**TASK BRIEF**
Check each line of the listing for the word "depart" and report how many lines contain it, giving nothing but the number.

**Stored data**
>>>>>

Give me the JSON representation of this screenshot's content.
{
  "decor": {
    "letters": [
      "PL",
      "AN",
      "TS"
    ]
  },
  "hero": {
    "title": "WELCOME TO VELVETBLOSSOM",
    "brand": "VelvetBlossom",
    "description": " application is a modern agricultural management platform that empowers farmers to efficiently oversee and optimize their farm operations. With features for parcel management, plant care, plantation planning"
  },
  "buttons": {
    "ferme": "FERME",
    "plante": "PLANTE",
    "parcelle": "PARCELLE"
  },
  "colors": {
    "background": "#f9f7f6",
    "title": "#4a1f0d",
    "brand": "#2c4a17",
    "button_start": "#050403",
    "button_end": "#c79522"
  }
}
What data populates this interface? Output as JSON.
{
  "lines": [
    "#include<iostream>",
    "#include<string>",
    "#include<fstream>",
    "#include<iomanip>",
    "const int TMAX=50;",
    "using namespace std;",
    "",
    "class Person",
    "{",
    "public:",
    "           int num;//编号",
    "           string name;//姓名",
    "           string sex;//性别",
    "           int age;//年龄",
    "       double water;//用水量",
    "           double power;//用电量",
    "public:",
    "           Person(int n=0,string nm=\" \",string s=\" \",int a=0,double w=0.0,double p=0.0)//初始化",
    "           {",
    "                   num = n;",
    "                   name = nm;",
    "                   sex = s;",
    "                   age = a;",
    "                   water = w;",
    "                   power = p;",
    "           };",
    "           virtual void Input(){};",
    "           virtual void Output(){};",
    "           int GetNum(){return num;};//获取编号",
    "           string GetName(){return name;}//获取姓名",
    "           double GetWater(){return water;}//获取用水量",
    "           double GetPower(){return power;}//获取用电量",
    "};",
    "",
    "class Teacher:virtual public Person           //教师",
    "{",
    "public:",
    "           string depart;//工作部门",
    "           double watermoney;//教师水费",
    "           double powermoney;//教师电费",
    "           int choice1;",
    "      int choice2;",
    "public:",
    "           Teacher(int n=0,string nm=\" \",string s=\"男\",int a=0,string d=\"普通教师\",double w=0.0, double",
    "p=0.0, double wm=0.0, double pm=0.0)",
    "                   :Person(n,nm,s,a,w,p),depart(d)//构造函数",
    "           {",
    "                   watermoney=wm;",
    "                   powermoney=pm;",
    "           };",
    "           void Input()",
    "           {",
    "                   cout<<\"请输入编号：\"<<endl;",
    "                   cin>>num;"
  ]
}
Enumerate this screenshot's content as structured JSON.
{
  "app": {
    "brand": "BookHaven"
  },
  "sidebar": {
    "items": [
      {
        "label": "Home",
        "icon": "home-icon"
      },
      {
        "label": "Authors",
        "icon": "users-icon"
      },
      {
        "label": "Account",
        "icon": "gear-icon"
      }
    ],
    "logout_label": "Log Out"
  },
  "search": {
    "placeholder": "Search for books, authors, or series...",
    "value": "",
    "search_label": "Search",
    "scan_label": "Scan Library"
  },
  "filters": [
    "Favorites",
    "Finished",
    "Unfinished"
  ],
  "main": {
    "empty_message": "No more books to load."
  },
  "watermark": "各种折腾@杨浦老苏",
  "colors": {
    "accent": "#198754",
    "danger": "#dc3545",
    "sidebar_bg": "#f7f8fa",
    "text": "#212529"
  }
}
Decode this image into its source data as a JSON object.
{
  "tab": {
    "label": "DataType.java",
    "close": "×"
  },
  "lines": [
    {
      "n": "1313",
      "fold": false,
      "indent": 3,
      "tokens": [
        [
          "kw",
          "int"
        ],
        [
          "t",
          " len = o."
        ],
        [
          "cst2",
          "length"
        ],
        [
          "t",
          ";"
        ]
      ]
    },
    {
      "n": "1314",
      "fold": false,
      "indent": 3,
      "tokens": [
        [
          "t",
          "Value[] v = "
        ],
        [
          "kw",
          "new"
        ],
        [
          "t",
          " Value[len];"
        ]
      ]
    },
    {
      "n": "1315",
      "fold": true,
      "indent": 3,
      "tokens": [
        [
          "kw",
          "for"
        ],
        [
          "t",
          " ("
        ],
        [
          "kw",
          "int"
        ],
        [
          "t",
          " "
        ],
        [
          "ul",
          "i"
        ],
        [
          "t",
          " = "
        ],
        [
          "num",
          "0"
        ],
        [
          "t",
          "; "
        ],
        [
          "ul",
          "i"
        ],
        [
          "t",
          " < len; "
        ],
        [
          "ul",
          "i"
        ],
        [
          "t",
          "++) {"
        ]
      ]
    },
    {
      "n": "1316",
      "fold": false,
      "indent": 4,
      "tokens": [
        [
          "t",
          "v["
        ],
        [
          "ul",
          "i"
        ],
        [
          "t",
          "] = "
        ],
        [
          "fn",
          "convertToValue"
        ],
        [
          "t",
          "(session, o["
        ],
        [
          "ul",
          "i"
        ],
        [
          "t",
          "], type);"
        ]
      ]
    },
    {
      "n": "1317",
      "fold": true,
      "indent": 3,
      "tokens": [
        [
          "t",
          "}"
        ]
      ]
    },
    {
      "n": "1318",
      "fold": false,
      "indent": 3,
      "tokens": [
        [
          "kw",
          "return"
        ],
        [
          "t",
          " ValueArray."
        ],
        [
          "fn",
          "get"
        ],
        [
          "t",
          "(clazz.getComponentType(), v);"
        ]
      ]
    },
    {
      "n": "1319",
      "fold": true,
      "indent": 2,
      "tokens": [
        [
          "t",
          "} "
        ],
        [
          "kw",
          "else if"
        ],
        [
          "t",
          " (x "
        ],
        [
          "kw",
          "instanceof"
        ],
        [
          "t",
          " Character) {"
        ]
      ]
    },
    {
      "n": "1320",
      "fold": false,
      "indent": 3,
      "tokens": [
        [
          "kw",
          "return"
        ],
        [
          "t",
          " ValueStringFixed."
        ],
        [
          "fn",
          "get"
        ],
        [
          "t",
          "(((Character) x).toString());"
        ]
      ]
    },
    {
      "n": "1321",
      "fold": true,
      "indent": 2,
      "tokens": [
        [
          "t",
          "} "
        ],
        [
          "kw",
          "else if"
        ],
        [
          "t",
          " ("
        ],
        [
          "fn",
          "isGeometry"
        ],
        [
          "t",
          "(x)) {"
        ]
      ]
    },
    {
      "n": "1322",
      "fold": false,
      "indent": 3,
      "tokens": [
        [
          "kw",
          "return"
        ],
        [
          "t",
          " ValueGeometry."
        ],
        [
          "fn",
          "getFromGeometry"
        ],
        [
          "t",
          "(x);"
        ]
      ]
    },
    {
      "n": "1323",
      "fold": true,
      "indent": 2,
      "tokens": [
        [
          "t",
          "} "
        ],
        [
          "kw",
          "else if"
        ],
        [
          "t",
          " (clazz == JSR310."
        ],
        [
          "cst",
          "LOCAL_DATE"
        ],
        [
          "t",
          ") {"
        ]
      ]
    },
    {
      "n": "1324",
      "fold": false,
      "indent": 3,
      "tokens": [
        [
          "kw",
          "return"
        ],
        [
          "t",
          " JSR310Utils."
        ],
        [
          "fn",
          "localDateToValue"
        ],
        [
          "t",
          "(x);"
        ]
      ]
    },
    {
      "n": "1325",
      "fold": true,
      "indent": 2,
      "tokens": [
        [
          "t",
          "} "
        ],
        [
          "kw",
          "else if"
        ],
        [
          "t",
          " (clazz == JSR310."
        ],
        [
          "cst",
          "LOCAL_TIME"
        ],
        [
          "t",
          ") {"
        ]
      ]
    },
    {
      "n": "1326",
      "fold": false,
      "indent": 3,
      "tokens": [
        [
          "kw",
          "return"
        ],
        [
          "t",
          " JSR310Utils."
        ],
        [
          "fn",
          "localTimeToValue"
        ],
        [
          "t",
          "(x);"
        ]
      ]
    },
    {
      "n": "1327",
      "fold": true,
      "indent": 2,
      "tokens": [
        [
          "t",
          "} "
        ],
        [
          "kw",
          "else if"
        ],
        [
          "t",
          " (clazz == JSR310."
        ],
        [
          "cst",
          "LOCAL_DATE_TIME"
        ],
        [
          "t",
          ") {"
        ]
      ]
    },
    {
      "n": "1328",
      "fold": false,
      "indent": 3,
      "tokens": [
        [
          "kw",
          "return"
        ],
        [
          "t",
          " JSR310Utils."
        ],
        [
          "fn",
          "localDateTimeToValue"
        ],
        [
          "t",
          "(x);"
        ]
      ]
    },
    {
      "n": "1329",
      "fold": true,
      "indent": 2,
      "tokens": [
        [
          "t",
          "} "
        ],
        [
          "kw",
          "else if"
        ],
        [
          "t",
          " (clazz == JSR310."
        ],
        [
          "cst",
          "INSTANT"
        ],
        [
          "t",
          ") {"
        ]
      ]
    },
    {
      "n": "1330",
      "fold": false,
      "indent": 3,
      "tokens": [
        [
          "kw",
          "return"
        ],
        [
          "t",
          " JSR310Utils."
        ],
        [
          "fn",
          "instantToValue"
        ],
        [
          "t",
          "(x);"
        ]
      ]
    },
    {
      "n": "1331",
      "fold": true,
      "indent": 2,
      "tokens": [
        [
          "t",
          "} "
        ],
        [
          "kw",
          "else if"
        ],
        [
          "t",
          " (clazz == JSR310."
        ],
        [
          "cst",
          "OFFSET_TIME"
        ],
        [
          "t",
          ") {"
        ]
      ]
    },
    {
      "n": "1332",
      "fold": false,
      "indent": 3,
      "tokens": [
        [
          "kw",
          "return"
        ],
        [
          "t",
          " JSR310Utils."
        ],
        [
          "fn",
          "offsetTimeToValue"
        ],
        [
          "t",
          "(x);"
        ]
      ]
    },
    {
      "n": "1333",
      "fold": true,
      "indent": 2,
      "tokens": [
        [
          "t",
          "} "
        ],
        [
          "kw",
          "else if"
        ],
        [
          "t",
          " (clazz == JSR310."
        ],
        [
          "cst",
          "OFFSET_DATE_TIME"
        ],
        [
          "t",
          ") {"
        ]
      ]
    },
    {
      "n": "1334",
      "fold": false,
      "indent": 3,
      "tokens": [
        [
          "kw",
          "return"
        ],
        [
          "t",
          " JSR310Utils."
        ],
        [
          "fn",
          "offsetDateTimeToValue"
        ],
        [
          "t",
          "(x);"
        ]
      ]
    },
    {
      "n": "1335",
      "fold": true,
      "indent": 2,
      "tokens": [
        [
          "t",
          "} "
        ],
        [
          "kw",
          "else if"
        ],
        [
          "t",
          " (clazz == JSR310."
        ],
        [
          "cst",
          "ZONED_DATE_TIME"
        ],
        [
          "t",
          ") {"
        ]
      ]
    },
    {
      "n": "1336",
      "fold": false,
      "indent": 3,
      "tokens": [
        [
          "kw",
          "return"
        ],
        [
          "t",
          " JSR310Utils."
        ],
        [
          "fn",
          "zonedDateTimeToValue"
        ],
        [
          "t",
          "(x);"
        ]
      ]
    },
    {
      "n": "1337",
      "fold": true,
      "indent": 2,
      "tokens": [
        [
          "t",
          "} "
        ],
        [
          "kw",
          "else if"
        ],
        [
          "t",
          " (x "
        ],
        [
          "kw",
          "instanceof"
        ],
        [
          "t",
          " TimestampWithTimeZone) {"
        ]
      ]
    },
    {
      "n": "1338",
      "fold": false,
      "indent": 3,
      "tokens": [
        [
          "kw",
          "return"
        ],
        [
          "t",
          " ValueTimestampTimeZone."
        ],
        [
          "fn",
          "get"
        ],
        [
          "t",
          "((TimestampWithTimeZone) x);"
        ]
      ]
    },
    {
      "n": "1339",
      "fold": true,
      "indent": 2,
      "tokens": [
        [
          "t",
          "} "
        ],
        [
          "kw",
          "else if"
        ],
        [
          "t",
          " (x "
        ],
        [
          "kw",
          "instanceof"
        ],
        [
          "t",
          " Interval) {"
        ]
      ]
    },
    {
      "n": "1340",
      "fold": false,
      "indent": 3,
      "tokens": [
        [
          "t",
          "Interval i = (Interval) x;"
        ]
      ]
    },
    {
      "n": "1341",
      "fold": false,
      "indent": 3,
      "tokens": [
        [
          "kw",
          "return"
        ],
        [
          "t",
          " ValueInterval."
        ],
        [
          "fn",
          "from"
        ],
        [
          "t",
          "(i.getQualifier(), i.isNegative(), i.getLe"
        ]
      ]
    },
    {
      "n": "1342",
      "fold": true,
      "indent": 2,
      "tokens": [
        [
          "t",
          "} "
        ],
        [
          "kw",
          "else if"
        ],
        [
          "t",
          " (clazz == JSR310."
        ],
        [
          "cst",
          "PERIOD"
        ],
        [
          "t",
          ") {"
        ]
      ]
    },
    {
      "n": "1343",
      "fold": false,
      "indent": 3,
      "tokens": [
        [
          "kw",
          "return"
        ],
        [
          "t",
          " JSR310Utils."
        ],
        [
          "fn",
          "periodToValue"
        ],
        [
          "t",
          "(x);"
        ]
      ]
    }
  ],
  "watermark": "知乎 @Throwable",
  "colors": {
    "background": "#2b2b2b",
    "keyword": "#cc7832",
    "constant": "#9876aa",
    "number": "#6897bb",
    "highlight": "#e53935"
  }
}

<<<<<

**TASK RESPONSE**
2